**ACTIVITY**.
What is needed here is every line of the records that includes "this".

Figure record extracts:
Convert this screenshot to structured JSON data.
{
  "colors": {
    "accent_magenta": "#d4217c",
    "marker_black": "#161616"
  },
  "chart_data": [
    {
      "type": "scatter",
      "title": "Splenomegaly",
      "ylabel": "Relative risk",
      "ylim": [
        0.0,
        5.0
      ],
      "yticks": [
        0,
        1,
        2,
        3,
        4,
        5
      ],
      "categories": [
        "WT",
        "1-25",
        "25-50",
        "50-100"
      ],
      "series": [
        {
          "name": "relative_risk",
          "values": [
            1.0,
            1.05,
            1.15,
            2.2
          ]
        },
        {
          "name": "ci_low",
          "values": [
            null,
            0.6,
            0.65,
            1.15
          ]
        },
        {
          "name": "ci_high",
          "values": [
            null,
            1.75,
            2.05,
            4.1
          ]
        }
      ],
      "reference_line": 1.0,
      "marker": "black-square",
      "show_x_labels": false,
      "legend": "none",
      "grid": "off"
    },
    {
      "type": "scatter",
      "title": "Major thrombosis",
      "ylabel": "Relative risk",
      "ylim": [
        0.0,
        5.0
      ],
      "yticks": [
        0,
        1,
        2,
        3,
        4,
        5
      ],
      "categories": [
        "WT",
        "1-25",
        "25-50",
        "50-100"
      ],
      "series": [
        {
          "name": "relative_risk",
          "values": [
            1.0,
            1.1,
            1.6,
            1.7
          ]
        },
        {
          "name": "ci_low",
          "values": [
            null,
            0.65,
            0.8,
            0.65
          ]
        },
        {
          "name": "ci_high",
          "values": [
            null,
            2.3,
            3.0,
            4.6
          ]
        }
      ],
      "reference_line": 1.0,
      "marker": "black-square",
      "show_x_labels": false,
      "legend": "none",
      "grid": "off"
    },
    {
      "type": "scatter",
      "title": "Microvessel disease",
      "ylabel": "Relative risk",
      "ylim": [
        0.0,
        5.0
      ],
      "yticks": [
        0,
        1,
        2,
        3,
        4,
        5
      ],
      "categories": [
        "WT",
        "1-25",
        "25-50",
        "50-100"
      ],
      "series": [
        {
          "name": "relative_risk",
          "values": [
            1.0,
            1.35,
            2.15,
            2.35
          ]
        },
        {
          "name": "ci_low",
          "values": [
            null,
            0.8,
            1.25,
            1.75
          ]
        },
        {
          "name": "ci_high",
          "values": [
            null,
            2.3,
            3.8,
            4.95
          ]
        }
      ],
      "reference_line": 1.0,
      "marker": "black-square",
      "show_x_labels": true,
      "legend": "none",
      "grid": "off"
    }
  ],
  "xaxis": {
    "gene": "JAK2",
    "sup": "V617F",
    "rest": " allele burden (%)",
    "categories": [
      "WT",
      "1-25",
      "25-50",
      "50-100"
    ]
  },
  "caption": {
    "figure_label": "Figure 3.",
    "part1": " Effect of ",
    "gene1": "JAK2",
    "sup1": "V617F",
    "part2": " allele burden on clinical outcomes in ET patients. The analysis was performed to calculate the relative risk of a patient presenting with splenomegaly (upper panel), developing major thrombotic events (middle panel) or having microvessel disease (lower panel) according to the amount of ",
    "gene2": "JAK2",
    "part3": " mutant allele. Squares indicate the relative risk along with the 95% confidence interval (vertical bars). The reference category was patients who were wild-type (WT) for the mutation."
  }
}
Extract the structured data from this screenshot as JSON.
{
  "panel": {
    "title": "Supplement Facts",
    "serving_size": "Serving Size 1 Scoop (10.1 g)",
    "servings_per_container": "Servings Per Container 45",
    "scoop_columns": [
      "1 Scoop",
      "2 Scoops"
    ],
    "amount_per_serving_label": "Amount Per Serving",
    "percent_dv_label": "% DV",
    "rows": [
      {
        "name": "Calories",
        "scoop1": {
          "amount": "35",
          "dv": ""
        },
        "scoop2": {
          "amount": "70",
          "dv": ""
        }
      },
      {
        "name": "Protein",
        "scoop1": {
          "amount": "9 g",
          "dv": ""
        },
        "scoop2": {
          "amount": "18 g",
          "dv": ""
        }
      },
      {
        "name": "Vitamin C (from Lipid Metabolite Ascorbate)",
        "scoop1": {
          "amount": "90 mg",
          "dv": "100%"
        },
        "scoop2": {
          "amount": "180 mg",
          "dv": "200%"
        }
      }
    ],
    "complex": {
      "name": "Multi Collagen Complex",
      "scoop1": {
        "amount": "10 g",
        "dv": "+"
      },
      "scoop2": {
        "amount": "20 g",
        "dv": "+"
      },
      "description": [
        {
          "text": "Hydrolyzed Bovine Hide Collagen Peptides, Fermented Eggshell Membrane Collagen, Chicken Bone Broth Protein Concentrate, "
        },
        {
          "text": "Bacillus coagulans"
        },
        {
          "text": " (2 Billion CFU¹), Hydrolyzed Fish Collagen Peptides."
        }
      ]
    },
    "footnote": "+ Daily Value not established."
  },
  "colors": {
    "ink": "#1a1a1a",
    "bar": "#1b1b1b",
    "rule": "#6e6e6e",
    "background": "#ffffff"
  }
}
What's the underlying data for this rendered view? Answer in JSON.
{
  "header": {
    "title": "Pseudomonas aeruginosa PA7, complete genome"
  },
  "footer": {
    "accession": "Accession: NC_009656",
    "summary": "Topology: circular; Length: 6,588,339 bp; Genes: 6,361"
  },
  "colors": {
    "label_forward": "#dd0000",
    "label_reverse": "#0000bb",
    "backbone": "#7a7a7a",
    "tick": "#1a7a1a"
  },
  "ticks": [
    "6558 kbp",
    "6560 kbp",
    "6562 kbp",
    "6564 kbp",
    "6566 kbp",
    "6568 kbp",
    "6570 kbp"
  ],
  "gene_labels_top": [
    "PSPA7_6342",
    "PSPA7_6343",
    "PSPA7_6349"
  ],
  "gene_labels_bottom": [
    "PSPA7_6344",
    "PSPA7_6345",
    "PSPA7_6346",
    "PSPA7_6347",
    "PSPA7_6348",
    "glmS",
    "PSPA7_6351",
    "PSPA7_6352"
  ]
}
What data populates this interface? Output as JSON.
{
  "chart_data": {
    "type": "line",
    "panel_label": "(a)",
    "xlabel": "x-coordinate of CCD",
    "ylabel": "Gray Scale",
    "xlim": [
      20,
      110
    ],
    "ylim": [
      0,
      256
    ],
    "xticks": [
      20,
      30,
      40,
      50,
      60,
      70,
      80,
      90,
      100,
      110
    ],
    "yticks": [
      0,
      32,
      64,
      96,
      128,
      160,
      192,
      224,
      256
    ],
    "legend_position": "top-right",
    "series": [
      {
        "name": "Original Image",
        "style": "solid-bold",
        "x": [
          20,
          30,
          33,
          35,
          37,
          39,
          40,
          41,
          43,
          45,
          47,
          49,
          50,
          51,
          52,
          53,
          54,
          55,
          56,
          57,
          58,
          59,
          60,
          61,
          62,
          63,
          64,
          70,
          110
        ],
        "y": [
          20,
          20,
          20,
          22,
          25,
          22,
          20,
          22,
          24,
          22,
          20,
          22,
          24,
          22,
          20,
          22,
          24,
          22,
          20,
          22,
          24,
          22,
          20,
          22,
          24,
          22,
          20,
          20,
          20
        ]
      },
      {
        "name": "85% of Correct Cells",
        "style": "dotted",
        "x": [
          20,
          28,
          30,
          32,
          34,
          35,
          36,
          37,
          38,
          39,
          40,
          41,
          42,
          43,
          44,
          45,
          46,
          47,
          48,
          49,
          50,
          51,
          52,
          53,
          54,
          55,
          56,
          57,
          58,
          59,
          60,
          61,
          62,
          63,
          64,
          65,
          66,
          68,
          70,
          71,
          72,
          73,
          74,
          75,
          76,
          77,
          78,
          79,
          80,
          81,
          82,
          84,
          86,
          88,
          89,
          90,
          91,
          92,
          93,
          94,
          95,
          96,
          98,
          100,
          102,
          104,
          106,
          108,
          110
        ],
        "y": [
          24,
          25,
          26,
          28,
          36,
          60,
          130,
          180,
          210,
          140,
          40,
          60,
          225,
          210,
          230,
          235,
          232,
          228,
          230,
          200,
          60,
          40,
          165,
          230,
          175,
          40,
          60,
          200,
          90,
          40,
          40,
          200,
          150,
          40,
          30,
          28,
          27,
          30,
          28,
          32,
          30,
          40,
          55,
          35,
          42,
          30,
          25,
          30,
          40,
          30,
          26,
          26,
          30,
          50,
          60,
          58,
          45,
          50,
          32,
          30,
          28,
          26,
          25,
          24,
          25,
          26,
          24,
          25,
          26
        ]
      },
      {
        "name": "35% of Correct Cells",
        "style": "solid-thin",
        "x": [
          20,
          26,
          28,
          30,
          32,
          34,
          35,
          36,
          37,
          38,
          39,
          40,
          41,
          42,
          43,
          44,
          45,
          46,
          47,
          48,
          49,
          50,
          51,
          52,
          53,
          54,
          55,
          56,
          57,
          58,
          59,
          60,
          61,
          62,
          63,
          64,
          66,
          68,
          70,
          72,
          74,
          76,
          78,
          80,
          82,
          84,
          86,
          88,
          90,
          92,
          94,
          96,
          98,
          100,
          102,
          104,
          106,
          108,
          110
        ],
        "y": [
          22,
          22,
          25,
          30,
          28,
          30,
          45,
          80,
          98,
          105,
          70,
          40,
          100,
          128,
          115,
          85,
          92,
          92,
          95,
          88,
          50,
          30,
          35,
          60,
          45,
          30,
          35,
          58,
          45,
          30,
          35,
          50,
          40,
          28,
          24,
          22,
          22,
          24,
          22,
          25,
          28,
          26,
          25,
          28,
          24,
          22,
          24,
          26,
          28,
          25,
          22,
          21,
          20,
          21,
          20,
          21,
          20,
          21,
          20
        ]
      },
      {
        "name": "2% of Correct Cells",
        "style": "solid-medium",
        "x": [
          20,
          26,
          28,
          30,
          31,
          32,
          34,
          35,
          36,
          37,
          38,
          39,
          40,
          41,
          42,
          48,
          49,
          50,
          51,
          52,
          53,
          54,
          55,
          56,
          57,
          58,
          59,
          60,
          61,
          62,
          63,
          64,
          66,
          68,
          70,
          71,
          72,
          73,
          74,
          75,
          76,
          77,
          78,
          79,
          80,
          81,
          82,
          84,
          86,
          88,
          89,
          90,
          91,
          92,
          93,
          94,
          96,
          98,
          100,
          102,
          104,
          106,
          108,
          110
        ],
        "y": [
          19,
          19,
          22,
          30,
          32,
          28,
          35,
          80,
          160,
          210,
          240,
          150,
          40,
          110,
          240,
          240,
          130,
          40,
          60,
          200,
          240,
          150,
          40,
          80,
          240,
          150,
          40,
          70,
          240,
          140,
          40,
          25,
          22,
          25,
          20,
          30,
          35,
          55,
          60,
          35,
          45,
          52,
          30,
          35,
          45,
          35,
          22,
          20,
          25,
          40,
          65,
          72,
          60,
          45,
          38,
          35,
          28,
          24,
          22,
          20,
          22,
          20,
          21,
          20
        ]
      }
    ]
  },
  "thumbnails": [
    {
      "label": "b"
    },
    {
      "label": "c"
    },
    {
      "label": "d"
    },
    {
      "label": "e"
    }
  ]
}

**RESULT**.
Convert this screenshot to structured JSON data.
Extract the structured data from this screenshot as JSON.
What's the underlying data for this rendered view? Answer in JSON.
What data populates this interface? Output as JSON.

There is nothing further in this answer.